=== Records to process ===

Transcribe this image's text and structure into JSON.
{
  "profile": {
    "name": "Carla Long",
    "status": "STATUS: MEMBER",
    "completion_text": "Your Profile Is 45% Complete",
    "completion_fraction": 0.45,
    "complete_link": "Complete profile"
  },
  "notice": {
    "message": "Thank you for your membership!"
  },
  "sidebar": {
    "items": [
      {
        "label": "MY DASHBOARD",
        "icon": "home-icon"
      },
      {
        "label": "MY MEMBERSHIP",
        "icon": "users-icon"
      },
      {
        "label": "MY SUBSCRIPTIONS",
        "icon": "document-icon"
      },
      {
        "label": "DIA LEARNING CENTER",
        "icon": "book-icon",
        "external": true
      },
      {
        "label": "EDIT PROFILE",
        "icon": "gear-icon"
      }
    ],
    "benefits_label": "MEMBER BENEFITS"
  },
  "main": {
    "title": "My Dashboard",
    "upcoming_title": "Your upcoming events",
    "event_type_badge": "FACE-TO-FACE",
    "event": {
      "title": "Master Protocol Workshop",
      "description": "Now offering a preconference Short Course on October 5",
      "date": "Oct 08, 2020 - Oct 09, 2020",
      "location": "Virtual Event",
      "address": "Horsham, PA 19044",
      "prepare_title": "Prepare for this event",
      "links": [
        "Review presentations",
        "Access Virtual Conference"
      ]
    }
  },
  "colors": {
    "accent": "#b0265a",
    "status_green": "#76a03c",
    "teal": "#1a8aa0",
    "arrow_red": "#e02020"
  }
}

===

Pull out all lines containing "Virtual".

Solution for this problem>
      "location": "Virtual Event",
        "Access Virtual Conference"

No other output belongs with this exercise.